- AIM
Repeat the listing in full, preserving every character.

- PROVIDED DATA
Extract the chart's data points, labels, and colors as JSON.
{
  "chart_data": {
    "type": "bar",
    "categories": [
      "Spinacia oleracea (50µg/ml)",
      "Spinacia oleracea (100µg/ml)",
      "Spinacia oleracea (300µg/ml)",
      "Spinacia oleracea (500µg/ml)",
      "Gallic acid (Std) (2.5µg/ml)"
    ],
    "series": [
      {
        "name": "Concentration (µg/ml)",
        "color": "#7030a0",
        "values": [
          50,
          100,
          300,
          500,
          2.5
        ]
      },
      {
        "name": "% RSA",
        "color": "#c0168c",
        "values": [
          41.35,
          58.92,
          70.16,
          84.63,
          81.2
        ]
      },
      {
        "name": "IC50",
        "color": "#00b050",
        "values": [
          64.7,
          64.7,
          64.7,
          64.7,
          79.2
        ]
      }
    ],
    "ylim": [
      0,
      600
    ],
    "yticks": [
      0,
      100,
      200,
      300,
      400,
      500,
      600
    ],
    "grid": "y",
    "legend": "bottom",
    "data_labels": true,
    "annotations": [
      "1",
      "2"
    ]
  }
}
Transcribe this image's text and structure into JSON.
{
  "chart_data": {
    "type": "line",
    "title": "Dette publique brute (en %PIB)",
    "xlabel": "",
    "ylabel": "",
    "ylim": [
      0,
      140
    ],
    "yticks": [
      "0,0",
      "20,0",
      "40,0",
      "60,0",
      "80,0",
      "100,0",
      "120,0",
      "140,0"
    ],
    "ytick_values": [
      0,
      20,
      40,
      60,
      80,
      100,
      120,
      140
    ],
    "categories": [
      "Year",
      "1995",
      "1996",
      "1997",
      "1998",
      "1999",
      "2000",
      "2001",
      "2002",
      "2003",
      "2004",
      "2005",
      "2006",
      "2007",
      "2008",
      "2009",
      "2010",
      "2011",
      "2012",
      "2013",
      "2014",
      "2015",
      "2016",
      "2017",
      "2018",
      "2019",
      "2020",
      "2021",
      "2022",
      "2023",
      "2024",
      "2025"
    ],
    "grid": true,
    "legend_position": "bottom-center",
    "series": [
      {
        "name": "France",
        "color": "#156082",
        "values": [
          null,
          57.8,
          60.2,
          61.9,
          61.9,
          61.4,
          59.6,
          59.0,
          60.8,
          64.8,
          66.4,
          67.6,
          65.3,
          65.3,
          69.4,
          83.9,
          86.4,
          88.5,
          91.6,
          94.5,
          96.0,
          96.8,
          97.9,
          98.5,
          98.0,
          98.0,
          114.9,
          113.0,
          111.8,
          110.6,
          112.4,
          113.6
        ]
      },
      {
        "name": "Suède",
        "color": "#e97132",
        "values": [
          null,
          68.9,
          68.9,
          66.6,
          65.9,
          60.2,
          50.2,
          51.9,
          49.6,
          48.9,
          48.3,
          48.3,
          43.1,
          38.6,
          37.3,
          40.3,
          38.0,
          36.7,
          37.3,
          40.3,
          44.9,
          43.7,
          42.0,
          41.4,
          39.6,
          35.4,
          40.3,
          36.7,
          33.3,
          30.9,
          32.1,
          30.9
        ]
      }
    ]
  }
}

- IN RESPONSE
Extract the chart's data points, labels, and colors as JSON.
{
  "chart_data": {
    "type": "bar",
    "categories": [
      "Spinacia oleracea (50µg/ml)",
      "Spinacia oleracea (100µg/ml)",
      "Spinacia oleracea (300µg/ml)",
      "Spinacia oleracea (500µg/ml)",
      "Gallic acid (Std) (2.5µg/ml)"
    ],
    "series": [
      {
        "name": "Concentration (µg/ml)",
        "color": "#7030a0",
        "values": [
          50,
          100,
          300,
          500,
          2.5
        ]
      },
      {
        "name": "% RSA",
        "color": "#c0168c",
        "values": [
          41.35,
          58.92,
          70.16,
          84.63,
          81.2
        ]
      },
      {
        "name": "IC50",
        "color": "#00b050",
        "values": [
          64.7,
          64.7,
          64.7,
          64.7,
          79.2
        ]
      }
    ],
    "ylim": [
      0,
      600
    ],
    "yticks": [
      0,
      100,
      200,
      300,
      400,
      500,
      600
    ],
    "grid": "y",
    "legend": "bottom",
    "data_labels": true,
    "annotations": [
      "1",
      "2"
    ]
  }
}
Transcribe this image's text and structure into JSON.
{
  "chart_data": {
    "type": "line",
    "title": "Dette publique brute (en %PIB)",
    "xlabel": "",
    "ylabel": "",
    "ylim": [
      0,
      140
    ],
    "yticks": [
      "0,0",
      "20,0",
      "40,0",
      "60,0",
      "80,0",
      "100,0",
      "120,0",
      "140,0"
    ],
    "ytick_values": [
      0,
      20,
      40,
      60,
      80,
      100,
      120,
      140
    ],
    "categories": [
      "Year",
      "1995",
      "1996",
      "1997",
      "1998",
      "1999",
      "2000",
      "2001",
      "2002",
      "2003",
      "2004",
      "2005",
      "2006",
      "2007",
      "2008",
      "2009",
      "2010",
      "2011",
      "2012",
      "2013",
      "2014",
      "2015",
      "2016",
      "2017",
      "2018",
      "2019",
      "2020",
      "2021",
      "2022",
      "2023",
      "2024",
      "2025"
    ],
    "grid": true,
    "legend_position": "bottom-center",
    "series": [
      {
        "name": "France",
        "color": "#156082",
        "values": [
          null,
          57.8,
          60.2,
          61.9,
          61.9,
          61.4,
          59.6,
          59.0,
          60.8,
          64.8,
          66.4,
          67.6,
          65.3,
          65.3,
          69.4,
          83.9,
          86.4,
          88.5,
          91.6,
          94.5,
          96.0,
          96.8,
          97.9,
          98.5,
          98.0,
          98.0,
          114.9,
          113.0,
          111.8,
          110.6,
          112.4,
          113.6
        ]
      },
      {
        "name": "Suède",
        "color": "#e97132",
        "values": [
          null,
          68.9,
          68.9,
          66.6,
          65.9,
          60.2,
          50.2,
          51.9,
          49.6,
          48.9,
          48.3,
          48.3,
          43.1,
          38.6,
          37.3,
          40.3,
          38.0,
          36.7,
          37.3,
          40.3,
          44.9,
          43.7,
          42.0,
          41.4,
          39.6,
          35.4,
          40.3,
          36.7,
          33.3,
          30.9,
          32.1,
          30.9
        ]
      }
    ]
  }
}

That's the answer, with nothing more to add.